INSTRUCTIONS TO FOLLOW: Format the material below as a JSON list of strings, with one string per line and blank lines left out.

= = = = = = =

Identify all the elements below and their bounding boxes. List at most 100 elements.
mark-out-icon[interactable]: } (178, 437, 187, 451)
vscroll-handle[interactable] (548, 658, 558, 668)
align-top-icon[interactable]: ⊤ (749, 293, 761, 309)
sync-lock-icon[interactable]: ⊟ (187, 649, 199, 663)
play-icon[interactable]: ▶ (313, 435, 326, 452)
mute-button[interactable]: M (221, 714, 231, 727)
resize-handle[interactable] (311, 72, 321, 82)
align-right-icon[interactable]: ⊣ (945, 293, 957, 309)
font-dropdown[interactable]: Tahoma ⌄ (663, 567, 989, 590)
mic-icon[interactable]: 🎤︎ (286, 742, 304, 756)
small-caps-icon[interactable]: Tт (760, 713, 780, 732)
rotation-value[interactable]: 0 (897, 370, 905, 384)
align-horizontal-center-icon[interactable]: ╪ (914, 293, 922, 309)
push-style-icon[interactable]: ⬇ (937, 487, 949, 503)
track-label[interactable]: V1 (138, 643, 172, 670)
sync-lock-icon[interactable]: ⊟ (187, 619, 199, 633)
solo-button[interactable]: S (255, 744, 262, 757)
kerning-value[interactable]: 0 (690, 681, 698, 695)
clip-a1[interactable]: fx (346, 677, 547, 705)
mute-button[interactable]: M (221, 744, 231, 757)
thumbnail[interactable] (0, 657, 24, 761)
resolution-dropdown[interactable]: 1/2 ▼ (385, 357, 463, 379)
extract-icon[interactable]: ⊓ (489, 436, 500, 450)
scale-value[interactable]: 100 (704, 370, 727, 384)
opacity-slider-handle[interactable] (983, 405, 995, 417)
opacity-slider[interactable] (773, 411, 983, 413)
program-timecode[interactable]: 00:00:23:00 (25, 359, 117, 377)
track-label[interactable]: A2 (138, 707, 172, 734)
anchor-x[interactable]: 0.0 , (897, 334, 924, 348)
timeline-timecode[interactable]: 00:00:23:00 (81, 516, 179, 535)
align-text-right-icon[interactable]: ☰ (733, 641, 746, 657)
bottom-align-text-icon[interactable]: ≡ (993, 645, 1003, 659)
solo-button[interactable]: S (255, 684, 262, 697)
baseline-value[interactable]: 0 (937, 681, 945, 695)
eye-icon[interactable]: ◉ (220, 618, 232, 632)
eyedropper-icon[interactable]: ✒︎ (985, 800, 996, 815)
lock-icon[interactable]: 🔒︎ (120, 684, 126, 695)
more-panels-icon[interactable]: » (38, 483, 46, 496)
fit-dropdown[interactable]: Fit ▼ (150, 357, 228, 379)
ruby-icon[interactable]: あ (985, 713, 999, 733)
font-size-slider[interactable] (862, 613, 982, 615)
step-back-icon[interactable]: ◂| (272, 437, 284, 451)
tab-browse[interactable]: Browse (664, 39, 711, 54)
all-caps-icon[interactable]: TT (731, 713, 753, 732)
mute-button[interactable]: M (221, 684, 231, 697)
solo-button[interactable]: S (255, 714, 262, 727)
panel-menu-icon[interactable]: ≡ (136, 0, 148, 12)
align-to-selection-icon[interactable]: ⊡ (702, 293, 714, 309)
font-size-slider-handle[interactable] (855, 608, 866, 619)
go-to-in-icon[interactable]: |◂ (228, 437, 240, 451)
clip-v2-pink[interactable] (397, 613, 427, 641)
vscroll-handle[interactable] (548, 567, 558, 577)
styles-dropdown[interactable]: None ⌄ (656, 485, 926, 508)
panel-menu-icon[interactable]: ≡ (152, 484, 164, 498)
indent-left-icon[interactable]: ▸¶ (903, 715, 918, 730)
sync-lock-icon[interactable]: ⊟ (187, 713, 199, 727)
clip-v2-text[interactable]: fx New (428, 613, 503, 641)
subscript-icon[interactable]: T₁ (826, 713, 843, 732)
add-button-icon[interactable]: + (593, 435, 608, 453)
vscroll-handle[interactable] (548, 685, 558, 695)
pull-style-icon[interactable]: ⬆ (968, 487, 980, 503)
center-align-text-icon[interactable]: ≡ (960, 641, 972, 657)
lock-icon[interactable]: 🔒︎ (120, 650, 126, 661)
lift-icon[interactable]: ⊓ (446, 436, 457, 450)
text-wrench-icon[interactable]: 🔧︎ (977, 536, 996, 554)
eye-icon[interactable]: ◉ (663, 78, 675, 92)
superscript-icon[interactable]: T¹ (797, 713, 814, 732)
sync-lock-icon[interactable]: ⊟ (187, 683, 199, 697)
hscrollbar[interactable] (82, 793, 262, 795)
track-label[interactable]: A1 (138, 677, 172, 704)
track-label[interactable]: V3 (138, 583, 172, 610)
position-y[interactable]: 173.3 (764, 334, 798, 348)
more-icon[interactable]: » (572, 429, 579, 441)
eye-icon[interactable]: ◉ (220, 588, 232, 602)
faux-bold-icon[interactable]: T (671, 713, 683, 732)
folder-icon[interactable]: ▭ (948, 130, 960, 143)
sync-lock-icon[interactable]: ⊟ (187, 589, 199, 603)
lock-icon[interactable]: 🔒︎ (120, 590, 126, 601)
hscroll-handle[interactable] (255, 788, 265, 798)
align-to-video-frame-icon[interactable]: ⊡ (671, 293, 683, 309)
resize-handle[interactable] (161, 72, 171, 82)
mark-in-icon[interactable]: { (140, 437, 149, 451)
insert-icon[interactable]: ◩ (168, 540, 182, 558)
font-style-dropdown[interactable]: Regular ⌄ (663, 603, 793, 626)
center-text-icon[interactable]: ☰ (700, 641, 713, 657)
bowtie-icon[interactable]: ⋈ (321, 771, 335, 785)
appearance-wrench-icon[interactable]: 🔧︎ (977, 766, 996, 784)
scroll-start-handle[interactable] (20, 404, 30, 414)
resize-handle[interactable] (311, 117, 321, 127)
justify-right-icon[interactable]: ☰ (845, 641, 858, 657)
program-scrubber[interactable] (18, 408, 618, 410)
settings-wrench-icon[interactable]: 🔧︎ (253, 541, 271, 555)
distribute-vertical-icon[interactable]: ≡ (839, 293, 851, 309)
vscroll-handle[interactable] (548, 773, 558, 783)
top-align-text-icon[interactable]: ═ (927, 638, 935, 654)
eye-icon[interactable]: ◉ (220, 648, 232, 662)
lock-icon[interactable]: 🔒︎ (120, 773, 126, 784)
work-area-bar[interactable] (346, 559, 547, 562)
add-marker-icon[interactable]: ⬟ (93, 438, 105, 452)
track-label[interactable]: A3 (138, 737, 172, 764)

= = = = = = =

RESPONSE:
[
  "Identify all the elements below and their bounding boxes. List at most 100 elements.",
  "mark-out-icon[interactable]: } (178, 437, 187, 451)",
  "vscroll-handle[interactable] (548, 658, 558, 668)",
  "align-top-icon[interactable]: ⊤ (749, 293, 761, 309)",
  "sync-lock-icon[interactable]: ⊟ (187, 649, 199, 663)",
  "play-icon[interactable]: ▶ (313, 435, 326, 452)",
  "mute-button[interactable]: M (221, 714, 231, 727)",
  "resize-handle[interactable] (311, 72, 321, 82)",
  "align-right-icon[interactable]: ⊣ (945, 293, 957, 309)",
  "font-dropdown[interactable]: Tahoma ⌄ (663, 567, 989, 590)",
  "mic-icon[interactable]: 🎤︎ (286, 742, 304, 756)",
  "small-caps-icon[interactable]: Tт (760, 713, 780, 732)",
  "rotation-value[interactable]: 0 (897, 370, 905, 384)",
  "align-horizontal-center-icon[interactable]: ╪ (914, 293, 922, 309)",
  "push-style-icon[interactable]: ⬇ (937, 487, 949, 503)",
  "track-label[interactable]: V1 (138, 643, 172, 670)",
  "sync-lock-icon[interactable]: ⊟ (187, 619, 199, 633)",
  "solo-button[interactable]: S (255, 744, 262, 757)",
  "kerning-value[interactable]: 0 (690, 681, 698, 695)",
  "clip-a1[interactable]: fx (346, 677, 547, 705)",
  "mute-button[interactable]: M (221, 744, 231, 757)",
  "thumbnail[interactable] (0, 657, 24, 761)",
  "resolution-dropdown[interactable]: 1/2 ▼ (385, 357, 463, 379)",
  "extract-icon[interactable]: ⊓ (489, 436, 500, 450)",
  "scale-value[interactable]: 100 (704, 370, 727, 384)",
  "opacity-slider-handle[interactable] (983, 405, 995, 417)",
  "opacity-slider[interactable] (773, 411, 983, 413)",
  "program-timecode[interactable]: 00:00:23:00 (25, 359, 117, 377)",
  "track-label[interactable]: A2 (138, 707, 172, 734)",
  "anchor-x[interactable]: 0.0 , (897, 334, 924, 348)",
  "timeline-timecode[interactable]: 00:00:23:00 (81, 516, 179, 535)",
  "align-text-right-icon[interactable]: ☰ (733, 641, 746, 657)",
  "bottom-align-text-icon[interactable]: ≡ (993, 645, 1003, 659)",
  "solo-button[interactable]: S (255, 684, 262, 697)",
  "baseline-value[interactable]: 0 (937, 681, 945, 695)",
  "eye-icon[interactable]: ◉ (220, 618, 232, 632)",
  "eyedropper-icon[interactable]: ✒︎ (985, 800, 996, 815)",
  "lock-icon[interactable]: 🔒︎ (120, 684, 126, 695)",
  "more-panels-icon[interactable]: » (38, 483, 46, 496)",
  "fit-dropdown[interactable]: Fit ▼ (150, 357, 228, 379)",
  "ruby-icon[interactable]: あ (985, 713, 999, 733)",
  "font-size-slider[interactable] (862, 613, 982, 615)",
  "step-back-icon[interactable]: ◂| (272, 437, 284, 451)",
  "tab-browse[interactable]: Browse (664, 39, 711, 54)",
  "all-caps-icon[interactable]: TT (731, 713, 753, 732)",
  "mute-button[interactable]: M (221, 684, 231, 697)",
  "solo-button[interactable]: S (255, 714, 262, 727)",
  "panel-menu-icon[interactable]: ≡ (136, 0, 148, 12)",
  "align-to-selection-icon[interactable]: ⊡ (702, 293, 714, 309)",
  "font-size-slider-handle[interactable] (855, 608, 866, 619)",
  "go-to-in-icon[interactable]: |◂ (228, 437, 240, 451)",
  "clip-v2-pink[interactable] (397, 613, 427, 641)",
  "vscroll-handle[interactable] (548, 567, 558, 577)",
  "styles-dropdown[interactable]: None ⌄ (656, 485, 926, 508)",
  "panel-menu-icon[interactable]: ≡ (152, 484, 164, 498)",
  "indent-left-icon[interactable]: ▸¶ (903, 715, 918, 730)",
  "sync-lock-icon[interactable]: ⊟ (187, 713, 199, 727)",
  "clip-v2-text[interactable]: fx New (428, 613, 503, 641)",
  "subscript-icon[interactable]: T₁ (826, 713, 843, 732)",
  "add-button-icon[interactable]: + (593, 435, 608, 453)",
  "vscroll-handle[interactable] (548, 685, 558, 695)",
  "pull-style-icon[interactable]: ⬆ (968, 487, 980, 503)",
  "center-align-text-icon[interactable]: ≡ (960, 641, 972, 657)",
  "lock-icon[interactable]: 🔒︎ (120, 650, 126, 661)",
  "lift-icon[interactable]: ⊓ (446, 436, 457, 450)",
  "text-wrench-icon[interactable]: 🔧︎ (977, 536, 996, 554)",
  "eye-icon[interactable]: ◉ (663, 78, 675, 92)",
  "superscript-icon[interactable]: T¹ (797, 713, 814, 732)",
  "sync-lock-icon[interactable]: ⊟ (187, 683, 199, 697)",
  "hscrollbar[interactable] (82, 793, 262, 795)",
  "track-label[interactable]: A1 (138, 677, 172, 704)",
  "track-label[interactable]: V3 (138, 583, 172, 610)",
  "position-y[interactable]: 173.3 (764, 334, 798, 348)",
  "more-icon[interactable]: » (572, 429, 579, 441)",
  "eye-icon[interactable]: ◉ (220, 588, 232, 602)",
  "faux-bold-icon[interactable]: T (671, 713, 683, 732)",
  "folder-icon[interactable]: ▭ (948, 130, 960, 143)",
  "sync-lock-icon[interactable]: ⊟ (187, 589, 199, 603)",
  "lock-icon[interactable]: 🔒︎ (120, 590, 126, 601)",
  "hscroll-handle[interactable] (255, 788, 265, 798)",
  "align-to-video-frame-icon[interactable]: ⊡ (671, 293, 683, 309)",
  "resize-handle[interactable] (161, 72, 171, 82)",
  "mark-in-icon[interactable]: { (140, 437, 149, 451)",
  "insert-icon[interactable]: ◩ (168, 540, 182, 558)",
  "font-style-dropdown[interactable]: Regular ⌄ (663, 603, 793, 626)",
  "center-text-icon[interactable]: ☰ (700, 641, 713, 657)",
  "bowtie-icon[interactable]: ⋈ (321, 771, 335, 785)",
  "appearance-wrench-icon[interactable]: 🔧︎ (977, 766, 996, 784)",
  "scroll-start-handle[interactable] (20, 404, 30, 414)",
  "resize-handle[interactable] (311, 117, 321, 127)",
  "justify-right-icon[interactable]: ☰ (845, 641, 858, 657)",
  "program-scrubber[interactable] (18, 408, 618, 410)",
  "settings-wrench-icon[interactable]: 🔧︎ (253, 541, 271, 555)",
  "distribute-vertical-icon[interactable]: ≡ (839, 293, 851, 309)",
  "vscroll-handle[interactable] (548, 773, 558, 783)",
  "top-align-text-icon[interactable]: ═ (927, 638, 935, 654)",
  "eye-icon[interactable]: ◉ (220, 648, 232, 662)",
  "lock-icon[interactable]: 🔒︎ (120, 773, 126, 784)",
  "work-area-bar[interactable] (346, 559, 547, 562)",
  "add-marker-icon[interactable]: ⬟ (93, 438, 105, 452)",
  "track-label[interactable]: A3 (138, 737, 172, 764)"
]